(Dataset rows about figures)
>> BEGIN
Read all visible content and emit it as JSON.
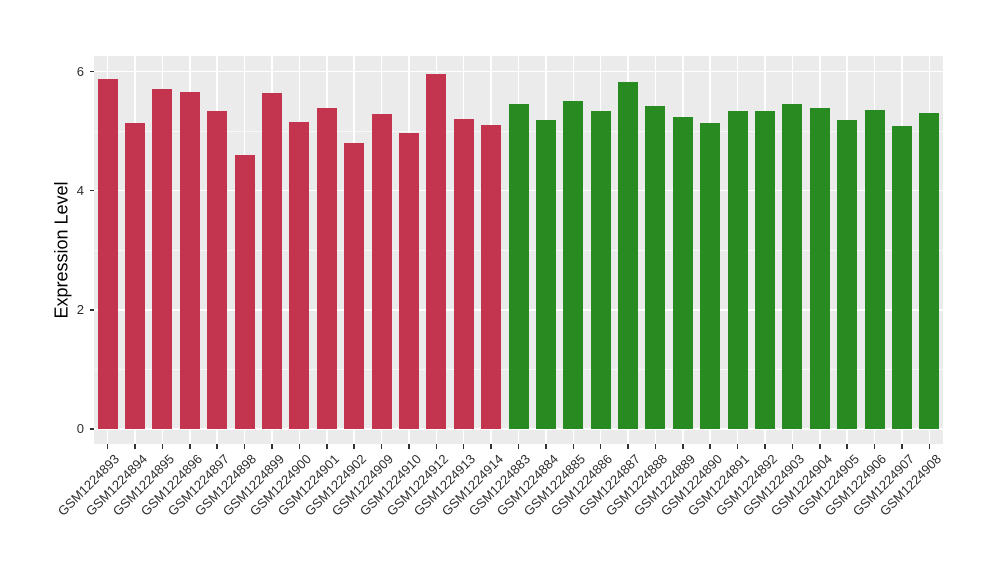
{
  "chart_data": {
    "type": "bar",
    "title": "",
    "xlabel": "",
    "ylabel": "Expression Level",
    "ylim": [
      0,
      6.25
    ],
    "yticks": [
      0,
      2,
      4,
      6
    ],
    "ytick_minor": [
      1,
      3,
      5
    ],
    "grid": true,
    "legend": false,
    "panel_background": "#EBEBEB",
    "gridline_color": "#FFFFFF",
    "palette": [
      "#C3344F",
      "#288B21"
    ],
    "categories": [
      "GSM1224893",
      "GSM1224894",
      "GSM1224895",
      "GSM1224896",
      "GSM1224897",
      "GSM1224898",
      "GSM1224899",
      "GSM1224900",
      "GSM1224901",
      "GSM1224902",
      "GSM1224909",
      "GSM1224910",
      "GSM1224912",
      "GSM1224913",
      "GSM1224914",
      "GSM1224883",
      "GSM1224884",
      "GSM1224885",
      "GSM1224886",
      "GSM1224887",
      "GSM1224888",
      "GSM1224889",
      "GSM1224890",
      "GSM1224891",
      "GSM1224892",
      "GSM1224903",
      "GSM1224904",
      "GSM1224905",
      "GSM1224906",
      "GSM1224907",
      "GSM1224908"
    ],
    "values": [
      5.87,
      5.14,
      5.7,
      5.66,
      5.34,
      4.6,
      5.64,
      5.15,
      5.38,
      4.8,
      5.29,
      4.97,
      5.95,
      5.21,
      5.11,
      5.46,
      5.19,
      5.51,
      5.33,
      5.83,
      5.42,
      5.24,
      5.14,
      5.34,
      5.33,
      5.46,
      5.39,
      5.19,
      5.36,
      5.09,
      5.31
    ],
    "bar_color_index": [
      0,
      0,
      0,
      0,
      0,
      0,
      0,
      0,
      0,
      0,
      0,
      0,
      0,
      0,
      0,
      1,
      1,
      1,
      1,
      1,
      1,
      1,
      1,
      1,
      1,
      1,
      1,
      1,
      1,
      1,
      1
    ]
  }
}
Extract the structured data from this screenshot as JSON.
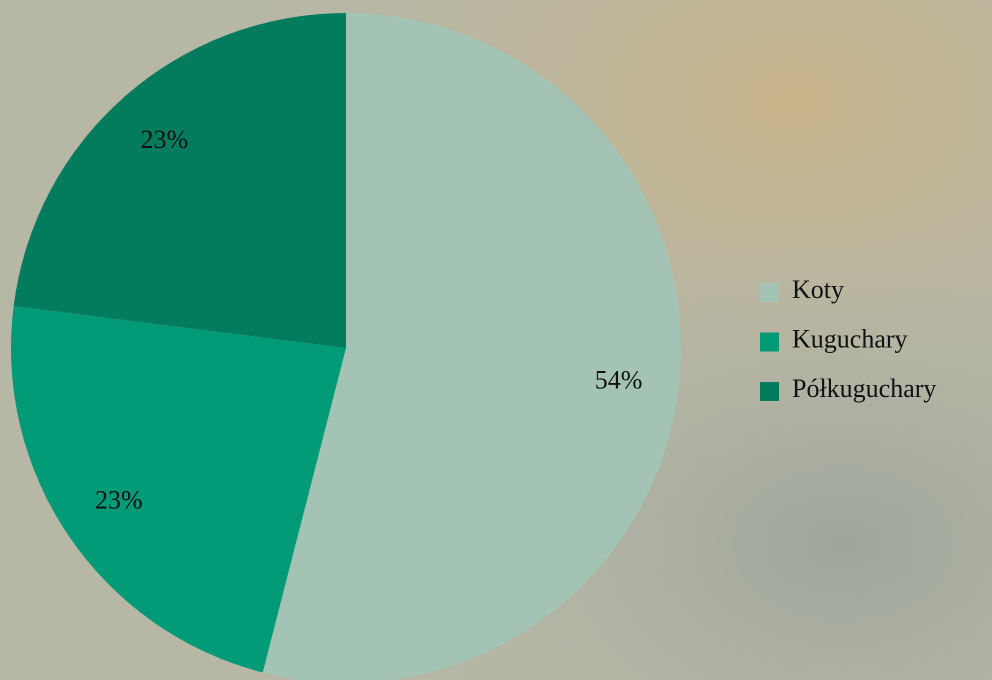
{
  "chart_data": {
    "type": "pie",
    "categories": [
      "Koty",
      "Kuguchary",
      "Półkuguchary"
    ],
    "values": [
      54,
      23,
      23
    ],
    "value_labels": [
      "54%",
      "23%",
      "23%"
    ],
    "colors": [
      "#a3c4b4",
      "#009a77",
      "#037c5e"
    ],
    "legend": "right"
  }
}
>> END
## Exercise instructions
Please write out all the data again word for word, but not the pictures.

## Solved exercise
Read all visible content and emit it as JSON.
{
  "chart_data": {
    "type": "bar",
    "title": "",
    "xlabel": "",
    "ylabel": "Expression Level",
    "ylim": [
      0,
      6.25
    ],
    "yticks": [
      0,
      2,
      4,
      6
    ],
    "ytick_minor": [
      1,
      3,
      5
    ],
    "grid": true,
    "legend": false,
    "panel_background": "#EBEBEB",
    "gridline_color": "#FFFFFF",
    "palette": [
      "#C3344F",
      "#288B21"
    ],
    "categories": [
      "GSM1224893",
      "GSM1224894",
      "GSM1224895",
      "GSM1224896",
      "GSM1224897",
      "GSM1224898",
      "GSM1224899",
      "GSM1224900",
      "GSM1224901",
      "GSM1224902",
      "GSM1224909",
      "GSM1224910",
      "GSM1224912",
      "GSM1224913",
      "GSM1224914",
      "GSM1224883",
      "GSM1224884",
      "GSM1224885",
      "GSM1224886",
      "GSM1224887",
      "GSM1224888",
      "GSM1224889",
      "GSM1224890",
      "GSM1224891",
      "GSM1224892",
      "GSM1224903",
      "GSM1224904",
      "GSM1224905",
      "GSM1224906",
      "GSM1224907",
      "GSM1224908"
    ],
    "values": [
      5.87,
      5.14,
      5.7,
      5.66,
      5.34,
      4.6,
      5.64,
      5.15,
      5.38,
      4.8,
      5.29,
      4.97,
      5.95,
      5.21,
      5.11,
      5.46,
      5.19,
      5.51,
      5.33,
      5.83,
      5.42,
      5.24,
      5.14,
      5.34,
      5.33,
      5.46,
      5.39,
      5.19,
      5.36,
      5.09,
      5.31
    ],
    "bar_color_index": [
      0,
      0,
      0,
      0,
      0,
      0,
      0,
      0,
      0,
      0,
      0,
      0,
      0,
      0,
      0,
      1,
      1,
      1,
      1,
      1,
      1,
      1,
      1,
      1,
      1,
      1,
      1,
      1,
      1,
      1,
      1
    ]
  }
}
Extract the structured data from this screenshot as JSON.
{
  "chart_data": {
    "type": "pie",
    "categories": [
      "Koty",
      "Kuguchary",
      "Półkuguchary"
    ],
    "values": [
      54,
      23,
      23
    ],
    "value_labels": [
      "54%",
      "23%",
      "23%"
    ],
    "colors": [
      "#a3c4b4",
      "#009a77",
      "#037c5e"
    ],
    "legend": "right"
  }
}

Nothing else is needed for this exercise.